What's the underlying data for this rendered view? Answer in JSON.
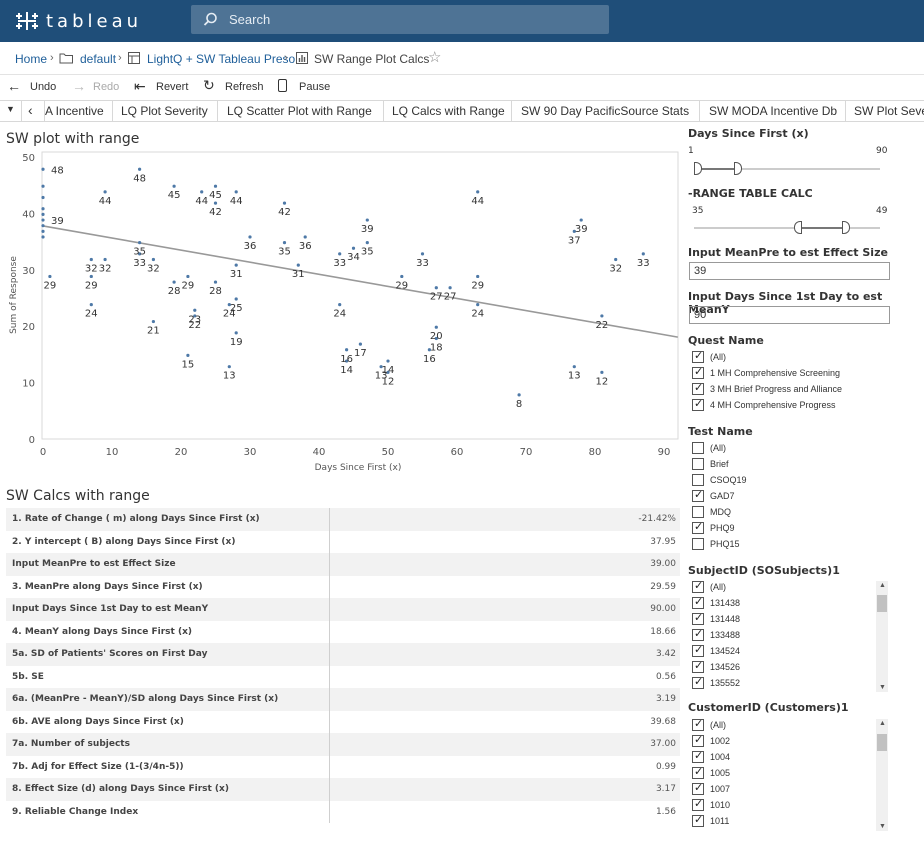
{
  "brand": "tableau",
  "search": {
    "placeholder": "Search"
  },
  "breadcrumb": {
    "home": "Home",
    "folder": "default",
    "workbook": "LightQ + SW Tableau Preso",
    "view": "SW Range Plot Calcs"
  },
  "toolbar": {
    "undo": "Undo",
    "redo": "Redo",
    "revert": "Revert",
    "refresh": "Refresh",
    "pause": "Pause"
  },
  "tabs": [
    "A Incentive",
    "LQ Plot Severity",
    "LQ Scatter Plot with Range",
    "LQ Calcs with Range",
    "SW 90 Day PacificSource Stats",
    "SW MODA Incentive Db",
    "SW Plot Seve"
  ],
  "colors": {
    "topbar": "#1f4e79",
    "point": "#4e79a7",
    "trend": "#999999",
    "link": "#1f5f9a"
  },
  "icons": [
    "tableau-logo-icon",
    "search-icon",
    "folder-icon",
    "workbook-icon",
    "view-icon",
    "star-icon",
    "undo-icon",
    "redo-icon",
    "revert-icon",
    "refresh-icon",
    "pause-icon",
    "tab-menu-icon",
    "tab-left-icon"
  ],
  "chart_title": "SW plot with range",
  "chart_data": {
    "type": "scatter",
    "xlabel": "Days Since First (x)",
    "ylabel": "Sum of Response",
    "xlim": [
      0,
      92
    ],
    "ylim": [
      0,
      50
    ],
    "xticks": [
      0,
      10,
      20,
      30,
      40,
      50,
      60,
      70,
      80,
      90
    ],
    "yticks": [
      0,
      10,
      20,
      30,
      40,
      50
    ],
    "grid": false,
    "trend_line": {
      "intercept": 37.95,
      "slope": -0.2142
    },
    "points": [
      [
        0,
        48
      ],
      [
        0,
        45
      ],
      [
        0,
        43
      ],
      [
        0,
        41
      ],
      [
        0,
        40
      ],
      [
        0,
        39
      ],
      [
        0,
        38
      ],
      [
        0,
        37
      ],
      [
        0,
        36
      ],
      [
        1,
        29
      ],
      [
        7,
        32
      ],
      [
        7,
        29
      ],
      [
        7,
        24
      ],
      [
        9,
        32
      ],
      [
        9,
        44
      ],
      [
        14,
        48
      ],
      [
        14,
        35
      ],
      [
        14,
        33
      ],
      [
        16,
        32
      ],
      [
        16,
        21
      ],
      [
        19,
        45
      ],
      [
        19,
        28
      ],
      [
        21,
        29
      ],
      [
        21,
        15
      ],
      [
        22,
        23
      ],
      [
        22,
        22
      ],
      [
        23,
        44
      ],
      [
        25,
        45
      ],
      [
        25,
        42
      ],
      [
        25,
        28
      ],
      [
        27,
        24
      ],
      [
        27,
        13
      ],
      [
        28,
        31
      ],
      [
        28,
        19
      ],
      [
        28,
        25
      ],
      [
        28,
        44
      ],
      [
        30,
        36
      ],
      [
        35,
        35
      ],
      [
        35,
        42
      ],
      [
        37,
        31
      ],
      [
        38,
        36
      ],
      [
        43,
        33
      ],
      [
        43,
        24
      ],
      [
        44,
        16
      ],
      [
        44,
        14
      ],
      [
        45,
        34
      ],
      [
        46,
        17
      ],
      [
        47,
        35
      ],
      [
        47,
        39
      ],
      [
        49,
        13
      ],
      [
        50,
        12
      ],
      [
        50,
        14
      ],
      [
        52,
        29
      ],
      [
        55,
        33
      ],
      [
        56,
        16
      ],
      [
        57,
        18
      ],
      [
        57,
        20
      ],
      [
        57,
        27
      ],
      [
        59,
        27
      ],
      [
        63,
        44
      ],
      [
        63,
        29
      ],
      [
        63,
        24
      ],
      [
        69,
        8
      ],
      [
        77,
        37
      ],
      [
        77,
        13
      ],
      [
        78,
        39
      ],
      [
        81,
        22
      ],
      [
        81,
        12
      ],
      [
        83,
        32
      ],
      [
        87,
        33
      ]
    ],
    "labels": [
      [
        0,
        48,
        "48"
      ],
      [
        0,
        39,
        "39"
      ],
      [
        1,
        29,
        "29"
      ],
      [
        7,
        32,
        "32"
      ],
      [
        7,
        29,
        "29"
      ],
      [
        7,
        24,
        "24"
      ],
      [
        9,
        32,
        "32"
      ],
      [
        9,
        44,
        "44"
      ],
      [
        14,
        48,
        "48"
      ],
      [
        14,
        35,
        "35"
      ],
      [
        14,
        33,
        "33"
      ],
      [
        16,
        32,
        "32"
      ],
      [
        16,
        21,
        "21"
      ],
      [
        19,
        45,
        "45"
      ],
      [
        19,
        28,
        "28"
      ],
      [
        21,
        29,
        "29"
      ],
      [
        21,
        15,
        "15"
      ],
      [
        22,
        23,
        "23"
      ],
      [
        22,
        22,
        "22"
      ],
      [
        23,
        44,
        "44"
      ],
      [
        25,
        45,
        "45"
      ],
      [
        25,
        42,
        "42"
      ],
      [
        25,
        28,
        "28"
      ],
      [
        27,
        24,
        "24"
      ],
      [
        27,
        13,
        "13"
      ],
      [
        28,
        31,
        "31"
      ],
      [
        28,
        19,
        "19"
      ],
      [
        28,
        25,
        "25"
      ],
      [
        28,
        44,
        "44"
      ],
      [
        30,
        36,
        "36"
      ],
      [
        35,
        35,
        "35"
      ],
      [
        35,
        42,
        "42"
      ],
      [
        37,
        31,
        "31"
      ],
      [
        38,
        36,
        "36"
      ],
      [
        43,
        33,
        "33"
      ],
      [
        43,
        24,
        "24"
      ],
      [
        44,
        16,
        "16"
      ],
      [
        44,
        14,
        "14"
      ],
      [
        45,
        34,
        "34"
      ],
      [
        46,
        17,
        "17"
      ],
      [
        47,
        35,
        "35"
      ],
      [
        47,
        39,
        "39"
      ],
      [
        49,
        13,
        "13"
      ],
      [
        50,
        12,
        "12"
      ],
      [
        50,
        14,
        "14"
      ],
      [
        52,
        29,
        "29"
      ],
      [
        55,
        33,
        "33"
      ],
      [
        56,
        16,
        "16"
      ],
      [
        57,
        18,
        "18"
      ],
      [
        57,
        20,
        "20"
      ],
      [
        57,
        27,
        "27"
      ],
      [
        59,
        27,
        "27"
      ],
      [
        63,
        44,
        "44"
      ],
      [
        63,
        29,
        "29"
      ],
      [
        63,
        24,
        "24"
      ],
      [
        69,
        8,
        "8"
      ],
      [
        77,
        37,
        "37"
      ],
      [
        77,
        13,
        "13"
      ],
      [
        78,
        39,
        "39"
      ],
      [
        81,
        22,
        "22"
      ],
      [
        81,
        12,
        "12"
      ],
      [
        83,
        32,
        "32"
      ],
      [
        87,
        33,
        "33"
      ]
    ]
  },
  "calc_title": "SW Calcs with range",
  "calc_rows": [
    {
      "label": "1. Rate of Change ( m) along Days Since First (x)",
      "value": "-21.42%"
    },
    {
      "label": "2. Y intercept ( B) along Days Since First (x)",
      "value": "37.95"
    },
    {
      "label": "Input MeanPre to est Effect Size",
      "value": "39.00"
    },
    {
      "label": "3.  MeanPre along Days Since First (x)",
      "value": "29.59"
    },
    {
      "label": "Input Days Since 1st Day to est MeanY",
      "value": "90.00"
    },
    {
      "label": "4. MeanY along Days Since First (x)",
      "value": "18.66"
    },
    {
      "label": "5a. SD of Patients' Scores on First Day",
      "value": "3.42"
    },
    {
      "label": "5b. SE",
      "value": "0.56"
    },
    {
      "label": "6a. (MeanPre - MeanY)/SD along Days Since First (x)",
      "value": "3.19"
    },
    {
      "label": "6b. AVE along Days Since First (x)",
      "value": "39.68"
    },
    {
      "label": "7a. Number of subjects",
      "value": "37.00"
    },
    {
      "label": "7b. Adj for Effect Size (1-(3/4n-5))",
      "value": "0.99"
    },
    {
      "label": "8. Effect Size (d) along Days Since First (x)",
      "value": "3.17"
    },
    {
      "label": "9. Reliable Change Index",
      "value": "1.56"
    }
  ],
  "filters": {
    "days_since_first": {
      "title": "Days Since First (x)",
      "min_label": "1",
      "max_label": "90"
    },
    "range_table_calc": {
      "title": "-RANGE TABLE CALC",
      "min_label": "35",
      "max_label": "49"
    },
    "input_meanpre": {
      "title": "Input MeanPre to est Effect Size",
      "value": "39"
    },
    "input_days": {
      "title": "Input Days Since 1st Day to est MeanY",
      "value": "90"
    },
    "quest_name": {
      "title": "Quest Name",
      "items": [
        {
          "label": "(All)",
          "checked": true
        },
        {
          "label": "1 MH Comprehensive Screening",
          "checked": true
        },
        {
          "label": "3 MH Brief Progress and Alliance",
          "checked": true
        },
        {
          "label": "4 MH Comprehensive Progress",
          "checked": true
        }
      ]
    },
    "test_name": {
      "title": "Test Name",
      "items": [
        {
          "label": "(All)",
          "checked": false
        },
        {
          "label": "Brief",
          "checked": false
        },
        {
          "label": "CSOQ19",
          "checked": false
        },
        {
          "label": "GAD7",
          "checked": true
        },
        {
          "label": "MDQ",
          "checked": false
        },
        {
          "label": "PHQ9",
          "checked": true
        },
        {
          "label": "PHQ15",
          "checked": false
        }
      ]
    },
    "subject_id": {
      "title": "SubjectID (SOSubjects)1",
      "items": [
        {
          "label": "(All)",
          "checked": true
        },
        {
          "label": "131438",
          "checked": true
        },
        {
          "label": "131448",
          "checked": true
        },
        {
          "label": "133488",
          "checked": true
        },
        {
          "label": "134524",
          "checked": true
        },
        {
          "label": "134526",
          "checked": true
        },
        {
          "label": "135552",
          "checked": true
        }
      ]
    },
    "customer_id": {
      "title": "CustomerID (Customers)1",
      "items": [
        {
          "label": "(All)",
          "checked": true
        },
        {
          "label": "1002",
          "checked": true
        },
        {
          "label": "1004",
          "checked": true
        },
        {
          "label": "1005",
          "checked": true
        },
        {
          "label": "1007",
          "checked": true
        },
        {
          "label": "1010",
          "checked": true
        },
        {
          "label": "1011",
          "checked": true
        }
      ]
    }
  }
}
- - - - -
Activity:
Lines in the records that hold the word "Size" are to be counted; give only the total.

Expected answer:
4